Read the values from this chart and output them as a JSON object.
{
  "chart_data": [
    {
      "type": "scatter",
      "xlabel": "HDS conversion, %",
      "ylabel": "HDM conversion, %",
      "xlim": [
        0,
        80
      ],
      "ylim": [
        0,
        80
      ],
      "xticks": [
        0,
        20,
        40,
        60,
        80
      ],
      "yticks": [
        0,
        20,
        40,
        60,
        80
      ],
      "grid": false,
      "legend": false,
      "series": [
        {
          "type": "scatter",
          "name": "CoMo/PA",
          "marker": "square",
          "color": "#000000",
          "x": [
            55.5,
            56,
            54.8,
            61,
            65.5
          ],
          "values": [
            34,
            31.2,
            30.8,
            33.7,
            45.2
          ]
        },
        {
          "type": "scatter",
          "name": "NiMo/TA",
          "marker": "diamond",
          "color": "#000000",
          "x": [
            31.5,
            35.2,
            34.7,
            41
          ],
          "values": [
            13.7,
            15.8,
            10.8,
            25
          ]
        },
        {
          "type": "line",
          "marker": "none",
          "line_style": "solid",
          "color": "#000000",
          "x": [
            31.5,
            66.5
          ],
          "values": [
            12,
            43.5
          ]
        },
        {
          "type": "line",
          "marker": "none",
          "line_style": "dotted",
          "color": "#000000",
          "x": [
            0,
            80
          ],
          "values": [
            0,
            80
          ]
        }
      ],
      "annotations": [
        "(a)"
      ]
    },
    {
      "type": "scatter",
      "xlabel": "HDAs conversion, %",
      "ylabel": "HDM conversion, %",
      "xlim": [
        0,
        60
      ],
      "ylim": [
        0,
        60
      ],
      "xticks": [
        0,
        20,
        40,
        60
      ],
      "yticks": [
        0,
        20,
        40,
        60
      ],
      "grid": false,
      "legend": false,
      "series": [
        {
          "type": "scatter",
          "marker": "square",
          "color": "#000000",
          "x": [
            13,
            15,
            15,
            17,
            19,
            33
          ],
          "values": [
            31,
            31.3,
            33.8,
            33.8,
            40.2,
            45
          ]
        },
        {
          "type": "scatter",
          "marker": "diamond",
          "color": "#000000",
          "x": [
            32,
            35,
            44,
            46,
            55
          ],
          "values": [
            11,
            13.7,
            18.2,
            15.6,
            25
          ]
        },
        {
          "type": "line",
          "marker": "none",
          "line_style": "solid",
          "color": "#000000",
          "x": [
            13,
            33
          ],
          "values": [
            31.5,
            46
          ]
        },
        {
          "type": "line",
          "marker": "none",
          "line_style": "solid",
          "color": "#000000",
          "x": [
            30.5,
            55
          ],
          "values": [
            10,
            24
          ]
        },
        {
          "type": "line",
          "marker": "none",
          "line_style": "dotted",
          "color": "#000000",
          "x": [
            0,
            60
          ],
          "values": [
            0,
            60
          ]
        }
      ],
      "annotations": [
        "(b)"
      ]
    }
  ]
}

---

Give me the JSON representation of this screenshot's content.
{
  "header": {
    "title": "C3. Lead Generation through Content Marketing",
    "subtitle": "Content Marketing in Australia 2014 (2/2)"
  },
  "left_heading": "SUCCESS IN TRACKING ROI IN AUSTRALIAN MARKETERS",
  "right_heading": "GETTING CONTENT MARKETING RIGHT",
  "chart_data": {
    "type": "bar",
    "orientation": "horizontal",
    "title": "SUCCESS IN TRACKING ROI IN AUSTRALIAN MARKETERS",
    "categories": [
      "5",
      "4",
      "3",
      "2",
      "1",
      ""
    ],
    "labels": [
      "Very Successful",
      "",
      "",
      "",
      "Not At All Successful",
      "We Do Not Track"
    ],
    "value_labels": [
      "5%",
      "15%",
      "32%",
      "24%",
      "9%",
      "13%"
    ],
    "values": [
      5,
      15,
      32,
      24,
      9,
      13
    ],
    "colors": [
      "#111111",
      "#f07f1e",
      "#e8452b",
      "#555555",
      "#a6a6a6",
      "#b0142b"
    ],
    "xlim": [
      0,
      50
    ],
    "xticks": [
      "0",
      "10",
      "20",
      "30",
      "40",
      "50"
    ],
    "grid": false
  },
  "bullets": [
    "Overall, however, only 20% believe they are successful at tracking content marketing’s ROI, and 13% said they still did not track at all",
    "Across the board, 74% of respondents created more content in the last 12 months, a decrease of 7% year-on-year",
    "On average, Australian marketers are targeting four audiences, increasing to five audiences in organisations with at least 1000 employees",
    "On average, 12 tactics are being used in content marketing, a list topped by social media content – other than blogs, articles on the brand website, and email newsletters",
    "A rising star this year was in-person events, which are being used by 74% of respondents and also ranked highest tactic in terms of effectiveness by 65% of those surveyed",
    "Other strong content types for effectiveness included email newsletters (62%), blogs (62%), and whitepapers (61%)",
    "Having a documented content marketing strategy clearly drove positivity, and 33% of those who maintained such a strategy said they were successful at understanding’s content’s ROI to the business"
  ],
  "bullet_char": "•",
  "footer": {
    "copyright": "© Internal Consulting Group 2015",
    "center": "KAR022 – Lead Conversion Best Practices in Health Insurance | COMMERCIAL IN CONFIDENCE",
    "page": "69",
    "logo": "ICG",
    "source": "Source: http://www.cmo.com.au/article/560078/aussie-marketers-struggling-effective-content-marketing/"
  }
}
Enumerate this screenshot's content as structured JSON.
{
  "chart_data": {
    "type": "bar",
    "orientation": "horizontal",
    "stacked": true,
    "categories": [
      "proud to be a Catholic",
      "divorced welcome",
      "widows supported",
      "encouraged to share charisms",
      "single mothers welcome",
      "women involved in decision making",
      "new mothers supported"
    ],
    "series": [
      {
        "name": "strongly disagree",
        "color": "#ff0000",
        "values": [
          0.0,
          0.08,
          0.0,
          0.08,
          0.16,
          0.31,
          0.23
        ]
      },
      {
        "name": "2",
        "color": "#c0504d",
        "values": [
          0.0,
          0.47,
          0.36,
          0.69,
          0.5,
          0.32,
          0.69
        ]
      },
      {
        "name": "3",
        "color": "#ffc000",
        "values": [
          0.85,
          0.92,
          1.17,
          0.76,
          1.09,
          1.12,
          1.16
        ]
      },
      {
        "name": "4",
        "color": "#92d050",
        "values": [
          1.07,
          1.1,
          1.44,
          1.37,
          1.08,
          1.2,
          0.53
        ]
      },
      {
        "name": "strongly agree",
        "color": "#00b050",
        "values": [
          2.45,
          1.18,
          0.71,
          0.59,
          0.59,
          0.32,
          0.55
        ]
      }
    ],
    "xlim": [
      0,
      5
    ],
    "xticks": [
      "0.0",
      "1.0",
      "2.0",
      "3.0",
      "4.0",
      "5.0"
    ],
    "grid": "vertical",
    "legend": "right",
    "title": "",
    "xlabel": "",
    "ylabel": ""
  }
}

* * *

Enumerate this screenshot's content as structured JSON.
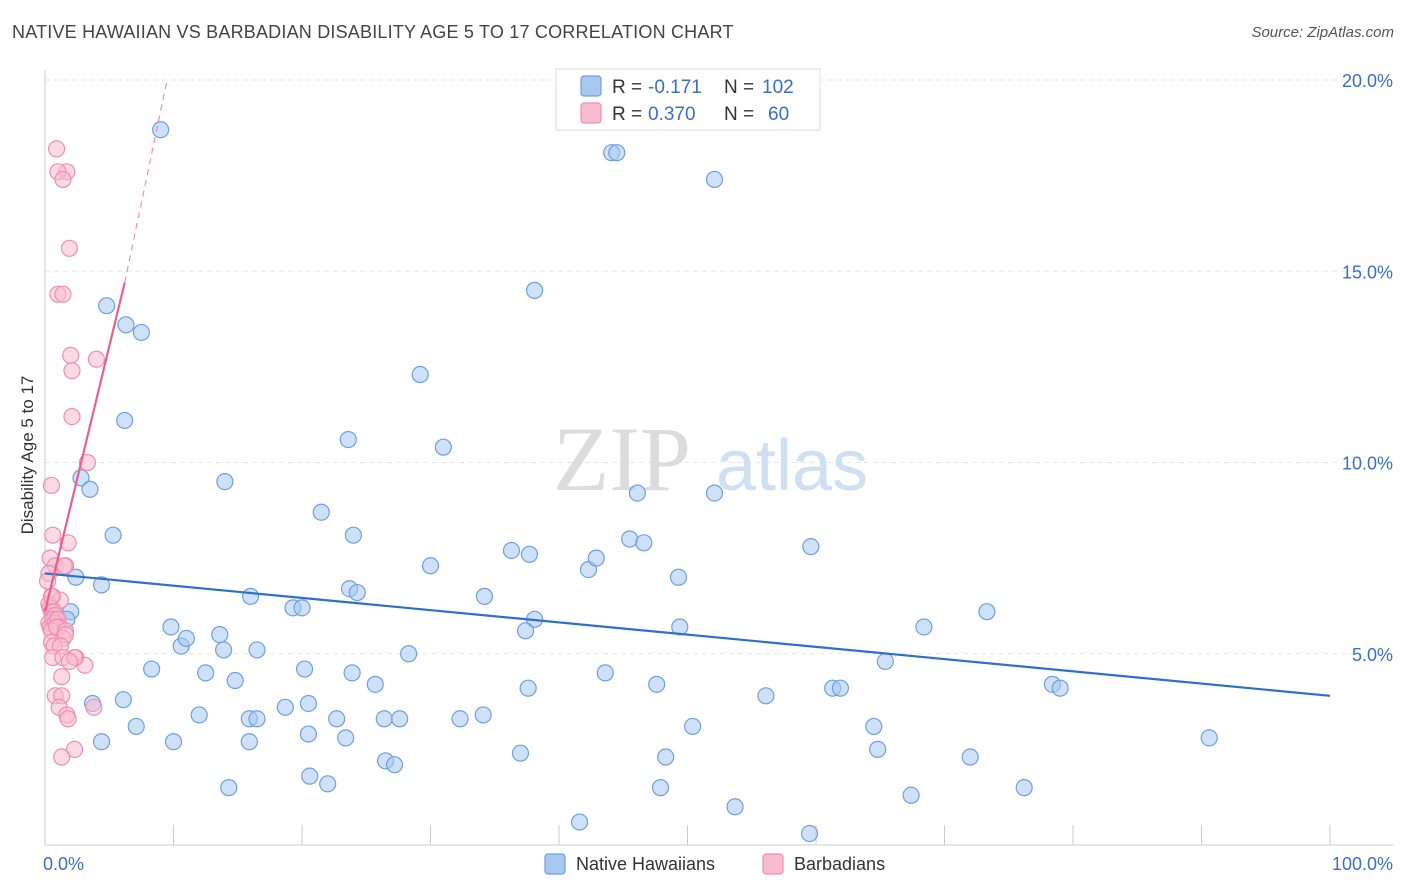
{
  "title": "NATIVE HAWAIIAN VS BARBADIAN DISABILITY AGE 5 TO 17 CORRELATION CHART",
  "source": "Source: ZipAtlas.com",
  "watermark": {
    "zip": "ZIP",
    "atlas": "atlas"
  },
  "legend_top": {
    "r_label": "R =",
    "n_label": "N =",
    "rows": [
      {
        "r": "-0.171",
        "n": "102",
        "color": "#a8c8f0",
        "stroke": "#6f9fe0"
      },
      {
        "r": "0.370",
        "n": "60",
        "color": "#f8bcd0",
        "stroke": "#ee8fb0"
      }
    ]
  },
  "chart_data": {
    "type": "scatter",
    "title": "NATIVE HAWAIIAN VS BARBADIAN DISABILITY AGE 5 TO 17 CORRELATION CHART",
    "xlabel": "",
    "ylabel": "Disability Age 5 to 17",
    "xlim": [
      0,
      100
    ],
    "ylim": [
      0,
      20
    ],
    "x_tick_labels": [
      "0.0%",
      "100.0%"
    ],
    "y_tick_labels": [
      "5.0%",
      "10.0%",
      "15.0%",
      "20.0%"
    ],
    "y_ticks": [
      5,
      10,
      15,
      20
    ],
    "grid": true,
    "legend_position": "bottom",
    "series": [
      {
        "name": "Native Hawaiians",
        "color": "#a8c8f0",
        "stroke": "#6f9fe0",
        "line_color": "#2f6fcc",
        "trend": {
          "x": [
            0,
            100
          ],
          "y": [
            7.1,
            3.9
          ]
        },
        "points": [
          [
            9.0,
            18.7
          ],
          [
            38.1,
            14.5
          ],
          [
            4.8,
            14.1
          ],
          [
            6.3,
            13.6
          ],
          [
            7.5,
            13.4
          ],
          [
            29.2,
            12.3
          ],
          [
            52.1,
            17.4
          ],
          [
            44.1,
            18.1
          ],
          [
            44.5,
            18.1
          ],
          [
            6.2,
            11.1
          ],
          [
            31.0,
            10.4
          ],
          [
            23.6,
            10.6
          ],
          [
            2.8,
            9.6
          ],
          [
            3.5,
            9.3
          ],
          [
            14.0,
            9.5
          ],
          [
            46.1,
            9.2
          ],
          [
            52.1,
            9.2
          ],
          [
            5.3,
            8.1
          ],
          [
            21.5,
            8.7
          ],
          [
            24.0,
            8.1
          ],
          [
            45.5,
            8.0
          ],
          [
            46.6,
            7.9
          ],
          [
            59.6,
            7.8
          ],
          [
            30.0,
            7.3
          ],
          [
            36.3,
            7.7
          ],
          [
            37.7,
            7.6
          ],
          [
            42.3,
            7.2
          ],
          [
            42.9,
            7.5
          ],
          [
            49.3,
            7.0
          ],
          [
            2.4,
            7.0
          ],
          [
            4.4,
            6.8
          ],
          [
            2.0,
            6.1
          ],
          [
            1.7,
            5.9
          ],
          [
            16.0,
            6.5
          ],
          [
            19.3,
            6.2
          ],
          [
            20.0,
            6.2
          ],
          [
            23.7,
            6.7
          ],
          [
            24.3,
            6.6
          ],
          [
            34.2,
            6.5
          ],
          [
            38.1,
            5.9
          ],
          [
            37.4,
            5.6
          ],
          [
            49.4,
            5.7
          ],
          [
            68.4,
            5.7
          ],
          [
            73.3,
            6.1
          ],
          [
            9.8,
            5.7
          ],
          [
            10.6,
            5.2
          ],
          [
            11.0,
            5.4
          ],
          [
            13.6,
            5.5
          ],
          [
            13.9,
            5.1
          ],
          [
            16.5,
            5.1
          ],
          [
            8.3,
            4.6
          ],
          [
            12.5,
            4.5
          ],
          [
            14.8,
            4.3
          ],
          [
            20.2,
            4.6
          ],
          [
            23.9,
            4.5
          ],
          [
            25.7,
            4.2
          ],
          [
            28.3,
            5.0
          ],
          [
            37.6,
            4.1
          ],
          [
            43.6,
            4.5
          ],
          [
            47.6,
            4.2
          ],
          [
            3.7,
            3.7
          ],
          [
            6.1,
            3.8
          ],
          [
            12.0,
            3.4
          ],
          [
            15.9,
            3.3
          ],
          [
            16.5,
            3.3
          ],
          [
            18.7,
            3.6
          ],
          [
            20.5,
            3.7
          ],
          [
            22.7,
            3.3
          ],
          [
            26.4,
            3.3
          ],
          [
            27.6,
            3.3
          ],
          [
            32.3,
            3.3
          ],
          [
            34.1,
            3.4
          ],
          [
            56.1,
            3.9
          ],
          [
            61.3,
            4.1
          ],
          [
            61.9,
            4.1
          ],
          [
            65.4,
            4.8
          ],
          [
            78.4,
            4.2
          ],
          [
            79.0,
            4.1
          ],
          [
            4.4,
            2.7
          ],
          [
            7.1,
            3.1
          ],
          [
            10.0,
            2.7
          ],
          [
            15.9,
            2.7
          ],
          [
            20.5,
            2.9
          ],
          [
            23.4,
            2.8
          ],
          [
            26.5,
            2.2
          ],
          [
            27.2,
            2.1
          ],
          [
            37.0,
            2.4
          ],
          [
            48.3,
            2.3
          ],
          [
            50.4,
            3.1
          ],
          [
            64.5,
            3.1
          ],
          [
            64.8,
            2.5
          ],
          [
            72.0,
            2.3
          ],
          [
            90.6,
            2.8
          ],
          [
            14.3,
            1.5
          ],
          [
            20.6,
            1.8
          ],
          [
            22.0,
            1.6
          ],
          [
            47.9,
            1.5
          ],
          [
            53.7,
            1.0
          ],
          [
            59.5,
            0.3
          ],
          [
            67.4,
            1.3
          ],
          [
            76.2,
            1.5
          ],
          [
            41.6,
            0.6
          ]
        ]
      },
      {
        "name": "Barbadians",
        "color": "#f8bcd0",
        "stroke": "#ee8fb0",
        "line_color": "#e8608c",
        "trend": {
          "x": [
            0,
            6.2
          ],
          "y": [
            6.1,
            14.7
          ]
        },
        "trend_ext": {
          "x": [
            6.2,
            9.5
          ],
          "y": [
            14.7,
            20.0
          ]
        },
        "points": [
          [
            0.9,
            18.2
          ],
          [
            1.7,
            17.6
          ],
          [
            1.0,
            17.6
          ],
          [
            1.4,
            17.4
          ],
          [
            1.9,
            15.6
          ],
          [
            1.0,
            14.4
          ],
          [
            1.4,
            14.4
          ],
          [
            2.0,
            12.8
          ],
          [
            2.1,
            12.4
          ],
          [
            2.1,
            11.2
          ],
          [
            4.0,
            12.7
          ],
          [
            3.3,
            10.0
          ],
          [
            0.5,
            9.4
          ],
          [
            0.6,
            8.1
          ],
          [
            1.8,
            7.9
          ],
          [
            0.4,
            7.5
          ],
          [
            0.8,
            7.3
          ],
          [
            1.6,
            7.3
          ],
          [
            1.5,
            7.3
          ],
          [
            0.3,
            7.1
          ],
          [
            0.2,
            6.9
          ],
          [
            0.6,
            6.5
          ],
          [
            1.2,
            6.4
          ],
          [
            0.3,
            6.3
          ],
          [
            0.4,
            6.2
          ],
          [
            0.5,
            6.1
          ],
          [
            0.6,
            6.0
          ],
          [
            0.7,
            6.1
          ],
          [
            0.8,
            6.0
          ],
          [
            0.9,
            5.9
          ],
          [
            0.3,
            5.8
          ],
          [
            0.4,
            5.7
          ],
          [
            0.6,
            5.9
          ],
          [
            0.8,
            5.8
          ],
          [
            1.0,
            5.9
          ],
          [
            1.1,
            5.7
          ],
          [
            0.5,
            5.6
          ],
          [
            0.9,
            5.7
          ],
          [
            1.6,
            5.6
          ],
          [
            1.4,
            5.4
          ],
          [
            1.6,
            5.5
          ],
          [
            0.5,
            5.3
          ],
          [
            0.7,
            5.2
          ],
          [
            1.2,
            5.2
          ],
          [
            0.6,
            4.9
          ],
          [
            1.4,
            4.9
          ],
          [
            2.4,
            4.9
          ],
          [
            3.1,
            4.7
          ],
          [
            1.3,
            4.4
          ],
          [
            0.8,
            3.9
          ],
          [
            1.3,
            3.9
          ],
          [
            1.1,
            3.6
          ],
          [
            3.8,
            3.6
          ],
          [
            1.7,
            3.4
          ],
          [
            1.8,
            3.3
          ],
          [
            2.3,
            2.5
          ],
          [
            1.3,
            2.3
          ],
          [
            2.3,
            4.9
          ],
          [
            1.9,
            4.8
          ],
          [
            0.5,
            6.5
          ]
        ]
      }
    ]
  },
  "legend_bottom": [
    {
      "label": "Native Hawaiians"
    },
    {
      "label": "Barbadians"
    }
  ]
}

▶ **GIVEN REQUEST**: Of all the lines in the listing above, how many contain the word "email"? Answer with the number alone.

▶ **FULL RESPONSE**: 2